(begin)

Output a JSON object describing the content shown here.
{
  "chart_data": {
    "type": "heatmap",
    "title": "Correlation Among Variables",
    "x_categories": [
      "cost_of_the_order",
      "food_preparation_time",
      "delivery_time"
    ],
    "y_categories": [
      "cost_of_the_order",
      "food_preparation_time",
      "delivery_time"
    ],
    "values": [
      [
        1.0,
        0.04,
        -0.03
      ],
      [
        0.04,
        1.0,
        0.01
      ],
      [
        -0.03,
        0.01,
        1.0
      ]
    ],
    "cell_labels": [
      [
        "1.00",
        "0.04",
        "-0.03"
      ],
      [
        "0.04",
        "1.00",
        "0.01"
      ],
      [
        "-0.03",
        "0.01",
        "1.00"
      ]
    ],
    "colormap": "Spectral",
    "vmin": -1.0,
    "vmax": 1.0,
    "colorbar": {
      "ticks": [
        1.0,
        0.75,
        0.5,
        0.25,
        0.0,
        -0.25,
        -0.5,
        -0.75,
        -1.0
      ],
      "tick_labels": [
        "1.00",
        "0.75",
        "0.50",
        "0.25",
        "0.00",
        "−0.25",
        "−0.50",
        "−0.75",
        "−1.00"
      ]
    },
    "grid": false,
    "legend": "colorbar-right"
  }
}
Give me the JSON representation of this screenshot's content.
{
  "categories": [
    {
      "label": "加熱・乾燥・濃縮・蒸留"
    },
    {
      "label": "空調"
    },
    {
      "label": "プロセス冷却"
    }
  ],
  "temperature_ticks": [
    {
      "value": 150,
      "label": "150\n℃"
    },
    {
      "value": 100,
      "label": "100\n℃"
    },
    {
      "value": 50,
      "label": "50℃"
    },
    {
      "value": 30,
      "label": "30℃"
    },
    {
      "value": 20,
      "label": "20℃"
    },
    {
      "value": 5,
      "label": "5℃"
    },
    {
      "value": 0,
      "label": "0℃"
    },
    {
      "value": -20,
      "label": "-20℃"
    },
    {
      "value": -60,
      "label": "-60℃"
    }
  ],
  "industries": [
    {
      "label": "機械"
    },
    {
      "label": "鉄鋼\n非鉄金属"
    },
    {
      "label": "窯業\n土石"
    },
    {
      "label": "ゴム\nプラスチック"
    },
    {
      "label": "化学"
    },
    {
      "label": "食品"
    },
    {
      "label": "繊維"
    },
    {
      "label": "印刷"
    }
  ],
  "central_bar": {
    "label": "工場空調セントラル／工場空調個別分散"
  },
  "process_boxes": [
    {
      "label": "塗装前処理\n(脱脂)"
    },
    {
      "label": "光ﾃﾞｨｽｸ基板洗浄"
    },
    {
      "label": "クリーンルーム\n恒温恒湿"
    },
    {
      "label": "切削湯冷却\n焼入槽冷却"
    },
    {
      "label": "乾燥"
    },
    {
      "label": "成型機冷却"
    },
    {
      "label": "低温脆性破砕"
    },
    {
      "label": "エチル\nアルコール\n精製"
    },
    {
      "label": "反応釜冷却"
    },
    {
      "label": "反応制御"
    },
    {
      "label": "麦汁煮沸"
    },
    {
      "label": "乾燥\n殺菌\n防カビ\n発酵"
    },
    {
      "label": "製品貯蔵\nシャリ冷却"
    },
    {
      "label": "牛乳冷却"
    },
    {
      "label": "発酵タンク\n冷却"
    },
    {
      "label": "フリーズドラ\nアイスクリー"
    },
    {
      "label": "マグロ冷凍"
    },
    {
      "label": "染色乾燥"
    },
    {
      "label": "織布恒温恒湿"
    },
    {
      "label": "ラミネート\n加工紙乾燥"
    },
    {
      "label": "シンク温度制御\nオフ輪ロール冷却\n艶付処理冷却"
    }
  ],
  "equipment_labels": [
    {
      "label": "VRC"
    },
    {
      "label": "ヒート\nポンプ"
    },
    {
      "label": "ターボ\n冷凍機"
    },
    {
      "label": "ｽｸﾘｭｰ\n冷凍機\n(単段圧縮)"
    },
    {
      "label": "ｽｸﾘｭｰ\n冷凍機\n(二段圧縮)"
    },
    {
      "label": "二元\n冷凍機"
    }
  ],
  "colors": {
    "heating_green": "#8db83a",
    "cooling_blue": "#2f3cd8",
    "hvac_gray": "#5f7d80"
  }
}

(end)

Print the records above in full, exactly.

▶ [OUTPUT OF THE EXERCISE]:
Output a JSON object describing the content shown here.
{
  "chart_data": {
    "type": "heatmap",
    "title": "Correlation Among Variables",
    "x_categories": [
      "cost_of_the_order",
      "food_preparation_time",
      "delivery_time"
    ],
    "y_categories": [
      "cost_of_the_order",
      "food_preparation_time",
      "delivery_time"
    ],
    "values": [
      [
        1.0,
        0.04,
        -0.03
      ],
      [
        0.04,
        1.0,
        0.01
      ],
      [
        -0.03,
        0.01,
        1.0
      ]
    ],
    "cell_labels": [
      [
        "1.00",
        "0.04",
        "-0.03"
      ],
      [
        "0.04",
        "1.00",
        "0.01"
      ],
      [
        "-0.03",
        "0.01",
        "1.00"
      ]
    ],
    "colormap": "Spectral",
    "vmin": -1.0,
    "vmax": 1.0,
    "colorbar": {
      "ticks": [
        1.0,
        0.75,
        0.5,
        0.25,
        0.0,
        -0.25,
        -0.5,
        -0.75,
        -1.0
      ],
      "tick_labels": [
        "1.00",
        "0.75",
        "0.50",
        "0.25",
        "0.00",
        "−0.25",
        "−0.50",
        "−0.75",
        "−1.00"
      ]
    },
    "grid": false,
    "legend": "colorbar-right"
  }
}
Give me the JSON representation of this screenshot's content.
{
  "categories": [
    {
      "label": "加熱・乾燥・濃縮・蒸留"
    },
    {
      "label": "空調"
    },
    {
      "label": "プロセス冷却"
    }
  ],
  "temperature_ticks": [
    {
      "value": 150,
      "label": "150\n℃"
    },
    {
      "value": 100,
      "label": "100\n℃"
    },
    {
      "value": 50,
      "label": "50℃"
    },
    {
      "value": 30,
      "label": "30℃"
    },
    {
      "value": 20,
      "label": "20℃"
    },
    {
      "value": 5,
      "label": "5℃"
    },
    {
      "value": 0,
      "label": "0℃"
    },
    {
      "value": -20,
      "label": "-20℃"
    },
    {
      "value": -60,
      "label": "-60℃"
    }
  ],
  "industries": [
    {
      "label": "機械"
    },
    {
      "label": "鉄鋼\n非鉄金属"
    },
    {
      "label": "窯業\n土石"
    },
    {
      "label": "ゴム\nプラスチック"
    },
    {
      "label": "化学"
    },
    {
      "label": "食品"
    },
    {
      "label": "繊維"
    },
    {
      "label": "印刷"
    }
  ],
  "central_bar": {
    "label": "工場空調セントラル／工場空調個別分散"
  },
  "process_boxes": [
    {
      "label": "塗装前処理\n(脱脂)"
    },
    {
      "label": "光ﾃﾞｨｽｸ基板洗浄"
    },
    {
      "label": "クリーンルーム\n恒温恒湿"
    },
    {
      "label": "切削湯冷却\n焼入槽冷却"
    },
    {
      "label": "乾燥"
    },
    {
      "label": "成型機冷却"
    },
    {
      "label": "低温脆性破砕"
    },
    {
      "label": "エチル\nアルコール\n精製"
    },
    {
      "label": "反応釜冷却"
    },
    {
      "label": "反応制御"
    },
    {
      "label": "麦汁煮沸"
    },
    {
      "label": "乾燥\n殺菌\n防カビ\n発酵"
    },
    {
      "label": "製品貯蔵\nシャリ冷却"
    },
    {
      "label": "牛乳冷却"
    },
    {
      "label": "発酵タンク\n冷却"
    },
    {
      "label": "フリーズドラ\nアイスクリー"
    },
    {
      "label": "マグロ冷凍"
    },
    {
      "label": "染色乾燥"
    },
    {
      "label": "織布恒温恒湿"
    },
    {
      "label": "ラミネート\n加工紙乾燥"
    },
    {
      "label": "シンク温度制御\nオフ輪ロール冷却\n艶付処理冷却"
    }
  ],
  "equipment_labels": [
    {
      "label": "VRC"
    },
    {
      "label": "ヒート\nポンプ"
    },
    {
      "label": "ターボ\n冷凍機"
    },
    {
      "label": "ｽｸﾘｭｰ\n冷凍機\n(単段圧縮)"
    },
    {
      "label": "ｽｸﾘｭｰ\n冷凍機\n(二段圧縮)"
    },
    {
      "label": "二元\n冷凍機"
    }
  ],
  "colors": {
    "heating_green": "#8db83a",
    "cooling_blue": "#2f3cd8",
    "hvac_gray": "#5f7d80"
  }
}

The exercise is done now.